WRITTEN PROBLEM: Go through the material below and copy each line where the word "Flash" appears.

━━━━━━━━━━━━━━━━━━━━

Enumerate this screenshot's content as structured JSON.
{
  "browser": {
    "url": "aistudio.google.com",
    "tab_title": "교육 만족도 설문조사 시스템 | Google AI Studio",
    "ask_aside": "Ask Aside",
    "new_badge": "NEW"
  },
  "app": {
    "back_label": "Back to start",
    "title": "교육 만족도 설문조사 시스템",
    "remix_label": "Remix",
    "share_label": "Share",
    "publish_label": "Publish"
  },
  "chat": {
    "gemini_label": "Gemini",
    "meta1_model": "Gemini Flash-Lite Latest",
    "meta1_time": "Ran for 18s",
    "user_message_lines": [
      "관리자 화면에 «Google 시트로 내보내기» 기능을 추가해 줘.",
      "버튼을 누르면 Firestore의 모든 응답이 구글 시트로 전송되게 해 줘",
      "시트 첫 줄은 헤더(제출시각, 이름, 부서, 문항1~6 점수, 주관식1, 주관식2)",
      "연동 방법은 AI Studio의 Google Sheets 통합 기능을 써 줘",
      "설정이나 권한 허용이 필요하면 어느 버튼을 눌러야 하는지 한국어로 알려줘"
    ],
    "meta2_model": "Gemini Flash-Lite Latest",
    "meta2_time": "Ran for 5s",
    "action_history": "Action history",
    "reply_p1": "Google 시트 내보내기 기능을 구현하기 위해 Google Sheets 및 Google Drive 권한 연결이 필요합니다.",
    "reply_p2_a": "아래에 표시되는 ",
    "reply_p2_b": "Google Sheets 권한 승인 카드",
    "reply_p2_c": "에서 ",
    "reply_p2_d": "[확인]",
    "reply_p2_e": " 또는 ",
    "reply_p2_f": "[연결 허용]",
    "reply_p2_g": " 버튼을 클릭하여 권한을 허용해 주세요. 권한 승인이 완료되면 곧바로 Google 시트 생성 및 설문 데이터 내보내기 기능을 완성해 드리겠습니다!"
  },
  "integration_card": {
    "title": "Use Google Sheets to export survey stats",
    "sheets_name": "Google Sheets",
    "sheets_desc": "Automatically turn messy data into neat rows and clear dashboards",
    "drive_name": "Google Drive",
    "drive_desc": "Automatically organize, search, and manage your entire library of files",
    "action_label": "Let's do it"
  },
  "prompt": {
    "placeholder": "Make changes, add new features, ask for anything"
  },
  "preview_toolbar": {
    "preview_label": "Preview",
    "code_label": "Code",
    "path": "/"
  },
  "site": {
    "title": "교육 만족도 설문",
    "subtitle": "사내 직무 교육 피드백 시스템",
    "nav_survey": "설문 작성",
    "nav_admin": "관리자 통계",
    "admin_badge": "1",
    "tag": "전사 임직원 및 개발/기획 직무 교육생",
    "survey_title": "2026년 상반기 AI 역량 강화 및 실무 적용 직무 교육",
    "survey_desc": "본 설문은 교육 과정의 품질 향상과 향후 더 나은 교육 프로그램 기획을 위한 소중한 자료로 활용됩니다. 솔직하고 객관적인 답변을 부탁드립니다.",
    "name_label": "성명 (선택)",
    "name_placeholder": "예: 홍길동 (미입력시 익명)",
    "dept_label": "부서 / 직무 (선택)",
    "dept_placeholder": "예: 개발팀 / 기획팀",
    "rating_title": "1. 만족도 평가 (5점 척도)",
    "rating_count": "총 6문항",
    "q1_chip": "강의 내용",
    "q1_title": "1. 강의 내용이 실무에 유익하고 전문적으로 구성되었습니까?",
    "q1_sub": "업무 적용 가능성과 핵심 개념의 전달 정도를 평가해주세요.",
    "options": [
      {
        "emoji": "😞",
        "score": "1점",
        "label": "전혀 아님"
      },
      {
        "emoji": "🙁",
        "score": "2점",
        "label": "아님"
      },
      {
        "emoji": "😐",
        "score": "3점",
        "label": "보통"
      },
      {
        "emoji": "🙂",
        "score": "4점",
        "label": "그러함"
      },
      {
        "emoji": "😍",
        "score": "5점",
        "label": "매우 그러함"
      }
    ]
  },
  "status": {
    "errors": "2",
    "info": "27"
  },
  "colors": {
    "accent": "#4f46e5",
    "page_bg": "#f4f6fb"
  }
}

━━━━━━━━━━━━━━━━━━━━

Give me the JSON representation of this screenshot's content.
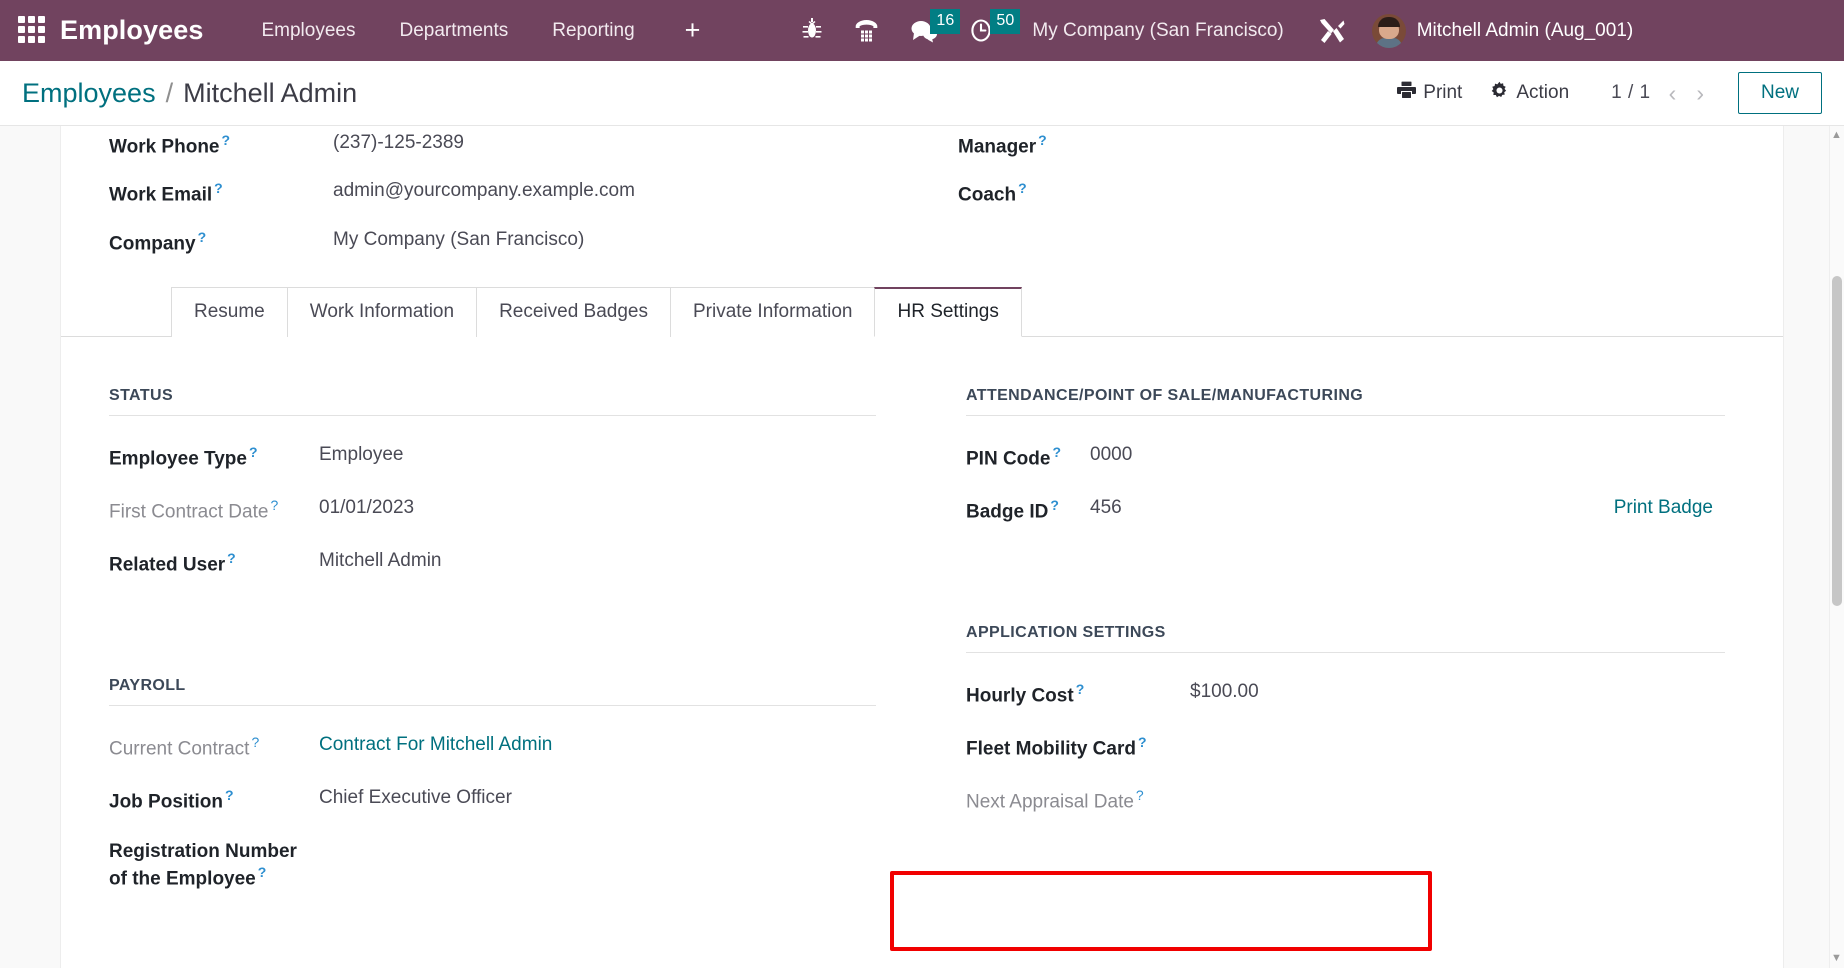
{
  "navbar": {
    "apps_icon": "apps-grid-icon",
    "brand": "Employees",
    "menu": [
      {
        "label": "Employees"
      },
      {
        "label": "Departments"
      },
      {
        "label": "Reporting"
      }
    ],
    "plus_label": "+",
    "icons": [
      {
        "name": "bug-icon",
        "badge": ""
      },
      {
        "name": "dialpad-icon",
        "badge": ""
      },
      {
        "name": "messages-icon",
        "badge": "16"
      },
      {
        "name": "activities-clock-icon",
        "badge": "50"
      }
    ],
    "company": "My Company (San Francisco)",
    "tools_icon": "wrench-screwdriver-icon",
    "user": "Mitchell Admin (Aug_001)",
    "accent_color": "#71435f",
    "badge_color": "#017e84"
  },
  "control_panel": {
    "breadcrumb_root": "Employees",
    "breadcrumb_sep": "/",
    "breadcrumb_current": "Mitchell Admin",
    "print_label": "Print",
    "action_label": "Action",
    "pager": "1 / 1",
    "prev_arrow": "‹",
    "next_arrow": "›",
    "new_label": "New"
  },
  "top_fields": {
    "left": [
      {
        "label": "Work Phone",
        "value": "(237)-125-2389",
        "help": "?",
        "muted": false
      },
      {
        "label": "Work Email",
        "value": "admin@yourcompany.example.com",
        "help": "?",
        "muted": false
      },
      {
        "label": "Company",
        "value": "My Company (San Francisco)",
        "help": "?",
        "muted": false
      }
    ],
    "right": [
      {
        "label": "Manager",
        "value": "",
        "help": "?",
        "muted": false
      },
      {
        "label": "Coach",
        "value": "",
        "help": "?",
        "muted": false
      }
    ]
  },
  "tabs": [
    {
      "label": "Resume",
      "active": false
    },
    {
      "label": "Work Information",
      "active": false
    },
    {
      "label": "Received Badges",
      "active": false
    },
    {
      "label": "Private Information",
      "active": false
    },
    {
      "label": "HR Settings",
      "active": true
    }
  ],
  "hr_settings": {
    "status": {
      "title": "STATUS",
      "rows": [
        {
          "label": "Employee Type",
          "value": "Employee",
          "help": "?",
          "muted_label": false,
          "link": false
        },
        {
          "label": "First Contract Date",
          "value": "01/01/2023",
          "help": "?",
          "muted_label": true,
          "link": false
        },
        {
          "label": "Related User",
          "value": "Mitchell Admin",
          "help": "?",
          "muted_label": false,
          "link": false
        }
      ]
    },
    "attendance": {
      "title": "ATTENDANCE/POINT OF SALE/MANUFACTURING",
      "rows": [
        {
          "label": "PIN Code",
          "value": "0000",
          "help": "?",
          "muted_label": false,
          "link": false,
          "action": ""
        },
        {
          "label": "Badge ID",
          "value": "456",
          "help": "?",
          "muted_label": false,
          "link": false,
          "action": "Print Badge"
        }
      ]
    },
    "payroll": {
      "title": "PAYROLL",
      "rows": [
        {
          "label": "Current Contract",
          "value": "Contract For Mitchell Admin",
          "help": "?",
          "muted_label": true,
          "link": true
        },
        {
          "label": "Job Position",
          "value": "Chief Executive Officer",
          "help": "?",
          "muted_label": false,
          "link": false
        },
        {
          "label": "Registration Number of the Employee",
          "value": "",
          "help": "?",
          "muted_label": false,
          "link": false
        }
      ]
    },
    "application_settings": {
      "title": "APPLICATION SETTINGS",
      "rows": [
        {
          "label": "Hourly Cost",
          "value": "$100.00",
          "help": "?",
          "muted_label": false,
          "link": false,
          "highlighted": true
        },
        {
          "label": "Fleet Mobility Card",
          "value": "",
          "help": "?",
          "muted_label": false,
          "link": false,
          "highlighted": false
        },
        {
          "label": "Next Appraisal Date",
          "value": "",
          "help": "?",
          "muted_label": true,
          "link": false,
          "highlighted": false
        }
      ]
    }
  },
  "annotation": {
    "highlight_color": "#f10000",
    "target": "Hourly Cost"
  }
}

━━━━━━━━━━━━━━━━━━━━

TASK RESPONSE:
    "meta1_model": "Gemini Flash-Lite Latest",
    "meta2_model": "Gemini Flash-Lite Latest",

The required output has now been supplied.